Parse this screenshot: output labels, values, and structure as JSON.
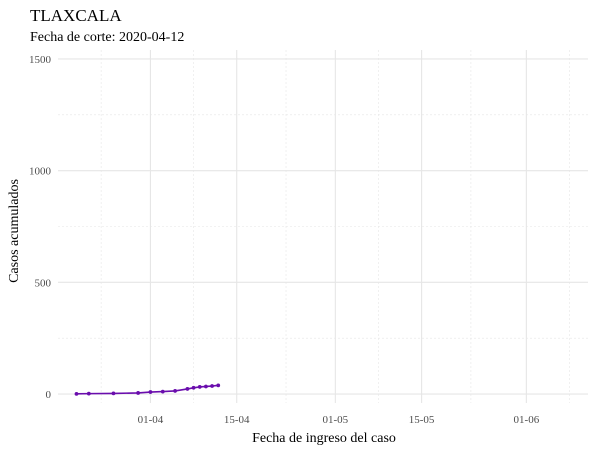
{
  "chart_data": {
    "type": "line",
    "title": "TLAXCALA",
    "subtitle": "Fecha de corte: 2020-04-12",
    "xlabel": "Fecha de ingreso del caso",
    "ylabel": "Casos acumulados",
    "x_ticks": [
      {
        "date": "2020-04-01",
        "label": "01-04"
      },
      {
        "date": "2020-04-15",
        "label": "15-04"
      },
      {
        "date": "2020-05-01",
        "label": "01-05"
      },
      {
        "date": "2020-05-15",
        "label": "15-05"
      },
      {
        "date": "2020-06-01",
        "label": "01-06"
      }
    ],
    "x_minor_ticks": [
      "2020-03-24",
      "2020-04-08",
      "2020-04-23",
      "2020-05-08",
      "2020-05-23",
      "2020-06-08"
    ],
    "xlim": [
      "2020-03-17",
      "2020-06-11"
    ],
    "ylim": [
      -40,
      1540
    ],
    "y_ticks": [
      0,
      500,
      1000,
      1500
    ],
    "y_minor_ticks": [
      250,
      750,
      1250
    ],
    "grid": true,
    "series": [
      {
        "color": "#6a0dad",
        "points": [
          {
            "x": "2020-03-20",
            "y": 1
          },
          {
            "x": "2020-03-22",
            "y": 2
          },
          {
            "x": "2020-03-26",
            "y": 3
          },
          {
            "x": "2020-03-30",
            "y": 5
          },
          {
            "x": "2020-04-01",
            "y": 9
          },
          {
            "x": "2020-04-03",
            "y": 11
          },
          {
            "x": "2020-04-05",
            "y": 14
          },
          {
            "x": "2020-04-07",
            "y": 23
          },
          {
            "x": "2020-04-08",
            "y": 28
          },
          {
            "x": "2020-04-09",
            "y": 32
          },
          {
            "x": "2020-04-10",
            "y": 34
          },
          {
            "x": "2020-04-11",
            "y": 36
          },
          {
            "x": "2020-04-12",
            "y": 39
          }
        ]
      }
    ]
  }
}
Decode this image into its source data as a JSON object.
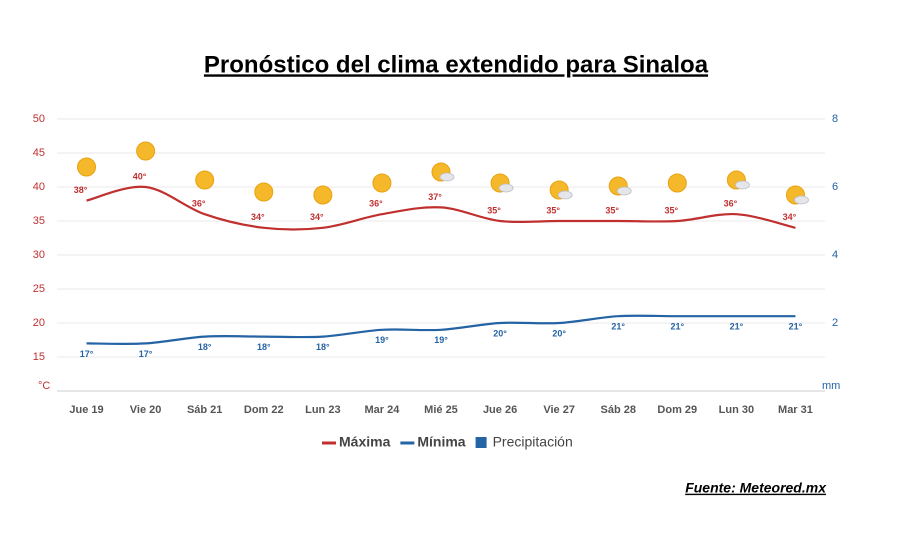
{
  "chart_data": {
    "type": "line",
    "title": "Pronóstico del clima extendido para Sinaloa",
    "source": "Fuente: Meteored.mx",
    "y_unit": "°C",
    "y2_unit": "mm",
    "categories": [
      "Jue 19",
      "Vie 20",
      "Sáb 21",
      "Dom 22",
      "Lun 23",
      "Mar 24",
      "Mié 25",
      "Jue 26",
      "Vie 27",
      "Sáb 28",
      "Dom 29",
      "Lun 30",
      "Mar 31"
    ],
    "series": [
      {
        "name": "Máxima",
        "color": "#c0302f",
        "values": [
          38,
          40,
          36,
          34,
          34,
          36,
          37,
          35,
          35,
          35,
          35,
          36,
          34
        ],
        "value_labels": [
          "38°",
          "40°",
          "36°",
          "34°",
          "34°",
          "36°",
          "37°",
          "35°",
          "35°",
          "35°",
          "35°",
          "36°",
          "34°"
        ]
      },
      {
        "name": "Mínima",
        "color": "#2463a4",
        "values": [
          17,
          17,
          18,
          18,
          18,
          19,
          19,
          20,
          20,
          21,
          21,
          21,
          21
        ],
        "value_labels": [
          "17°",
          "17°",
          "18°",
          "18°",
          "18°",
          "19°",
          "19°",
          "20°",
          "20°",
          "21°",
          "21°",
          "21°",
          "21°"
        ]
      },
      {
        "name": "Precipitación",
        "color": "#2463a4",
        "axis": "y2",
        "values": [
          null,
          null,
          null,
          null,
          null,
          null,
          null,
          null,
          null,
          null,
          null,
          null,
          null
        ]
      }
    ],
    "ylim": [
      10,
      50
    ],
    "yticks": [
      15,
      20,
      25,
      30,
      35,
      40,
      45,
      50
    ],
    "y2lim": [
      0,
      8
    ],
    "y2ticks": [
      2,
      4,
      6,
      8
    ],
    "grid": true
  }
}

* * *

## Task prompt
Output all of the data exactly as it stands, minus any images.

## Solution
Parse this screenshot: output labels, values, and structure as JSON.
{
  "chart_data": {
    "type": "line",
    "title": "TLAXCALA",
    "subtitle": "Fecha de corte: 2020-04-12",
    "xlabel": "Fecha de ingreso del caso",
    "ylabel": "Casos acumulados",
    "x_ticks": [
      {
        "date": "2020-04-01",
        "label": "01-04"
      },
      {
        "date": "2020-04-15",
        "label": "15-04"
      },
      {
        "date": "2020-05-01",
        "label": "01-05"
      },
      {
        "date": "2020-05-15",
        "label": "15-05"
      },
      {
        "date": "2020-06-01",
        "label": "01-06"
      }
    ],
    "x_minor_ticks": [
      "2020-03-24",
      "2020-04-08",
      "2020-04-23",
      "2020-05-08",
      "2020-05-23",
      "2020-06-08"
    ],
    "xlim": [
      "2020-03-17",
      "2020-06-11"
    ],
    "ylim": [
      -40,
      1540
    ],
    "y_ticks": [
      0,
      500,
      1000,
      1500
    ],
    "y_minor_ticks": [
      250,
      750,
      1250
    ],
    "grid": true,
    "series": [
      {
        "color": "#6a0dad",
        "points": [
          {
            "x": "2020-03-20",
            "y": 1
          },
          {
            "x": "2020-03-22",
            "y": 2
          },
          {
            "x": "2020-03-26",
            "y": 3
          },
          {
            "x": "2020-03-30",
            "y": 5
          },
          {
            "x": "2020-04-01",
            "y": 9
          },
          {
            "x": "2020-04-03",
            "y": 11
          },
          {
            "x": "2020-04-05",
            "y": 14
          },
          {
            "x": "2020-04-07",
            "y": 23
          },
          {
            "x": "2020-04-08",
            "y": 28
          },
          {
            "x": "2020-04-09",
            "y": 32
          },
          {
            "x": "2020-04-10",
            "y": 34
          },
          {
            "x": "2020-04-11",
            "y": 36
          },
          {
            "x": "2020-04-12",
            "y": 39
          }
        ]
      }
    ]
  }
}
Decode this image into its source data as a JSON object.
{
  "chart_data": {
    "type": "line",
    "title": "Pronóstico del clima extendido para Sinaloa",
    "source": "Fuente: Meteored.mx",
    "y_unit": "°C",
    "y2_unit": "mm",
    "categories": [
      "Jue 19",
      "Vie 20",
      "Sáb 21",
      "Dom 22",
      "Lun 23",
      "Mar 24",
      "Mié 25",
      "Jue 26",
      "Vie 27",
      "Sáb 28",
      "Dom 29",
      "Lun 30",
      "Mar 31"
    ],
    "series": [
      {
        "name": "Máxima",
        "color": "#c0302f",
        "values": [
          38,
          40,
          36,
          34,
          34,
          36,
          37,
          35,
          35,
          35,
          35,
          36,
          34
        ],
        "value_labels": [
          "38°",
          "40°",
          "36°",
          "34°",
          "34°",
          "36°",
          "37°",
          "35°",
          "35°",
          "35°",
          "35°",
          "36°",
          "34°"
        ]
      },
      {
        "name": "Mínima",
        "color": "#2463a4",
        "values": [
          17,
          17,
          18,
          18,
          18,
          19,
          19,
          20,
          20,
          21,
          21,
          21,
          21
        ],
        "value_labels": [
          "17°",
          "17°",
          "18°",
          "18°",
          "18°",
          "19°",
          "19°",
          "20°",
          "20°",
          "21°",
          "21°",
          "21°",
          "21°"
        ]
      },
      {
        "name": "Precipitación",
        "color": "#2463a4",
        "axis": "y2",
        "values": [
          null,
          null,
          null,
          null,
          null,
          null,
          null,
          null,
          null,
          null,
          null,
          null,
          null
        ]
      }
    ],
    "ylim": [
      10,
      50
    ],
    "yticks": [
      15,
      20,
      25,
      30,
      35,
      40,
      45,
      50
    ],
    "y2lim": [
      0,
      8
    ],
    "y2ticks": [
      2,
      4,
      6,
      8
    ],
    "grid": true
  }
}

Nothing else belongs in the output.